→ **ITEMS**:
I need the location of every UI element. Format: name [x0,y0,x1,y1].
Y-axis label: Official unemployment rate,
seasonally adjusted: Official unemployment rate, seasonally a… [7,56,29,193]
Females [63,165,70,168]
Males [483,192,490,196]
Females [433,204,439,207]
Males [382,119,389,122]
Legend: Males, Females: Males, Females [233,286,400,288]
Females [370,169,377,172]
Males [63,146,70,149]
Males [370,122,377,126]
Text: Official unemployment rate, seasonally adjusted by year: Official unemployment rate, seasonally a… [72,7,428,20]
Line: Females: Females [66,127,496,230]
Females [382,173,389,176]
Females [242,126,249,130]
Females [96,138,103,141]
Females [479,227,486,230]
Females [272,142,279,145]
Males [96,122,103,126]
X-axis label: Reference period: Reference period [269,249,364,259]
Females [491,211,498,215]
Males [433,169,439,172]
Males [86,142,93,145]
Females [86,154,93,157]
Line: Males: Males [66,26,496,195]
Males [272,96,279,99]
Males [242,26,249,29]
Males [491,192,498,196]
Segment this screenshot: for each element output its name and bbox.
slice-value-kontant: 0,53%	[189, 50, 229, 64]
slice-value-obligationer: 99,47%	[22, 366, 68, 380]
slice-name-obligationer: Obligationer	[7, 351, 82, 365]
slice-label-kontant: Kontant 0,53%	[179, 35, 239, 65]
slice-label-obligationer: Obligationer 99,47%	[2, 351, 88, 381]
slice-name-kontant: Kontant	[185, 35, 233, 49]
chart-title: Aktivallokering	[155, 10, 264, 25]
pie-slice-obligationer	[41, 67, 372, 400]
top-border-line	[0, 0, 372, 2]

→ **INSTRUCTION**: Select each line in the items above that contains the word "Official".

→ **WRITTEN SOLUTION**:
Y-axis label: Official unemployment rate,
seasonally adjusted: Official unemployment rate, seasonally a… [7,56,29,193]
Text: Official unemployment rate, seasonally adjusted by year: Official unemployment rate, seasonally a… [72,7,428,20]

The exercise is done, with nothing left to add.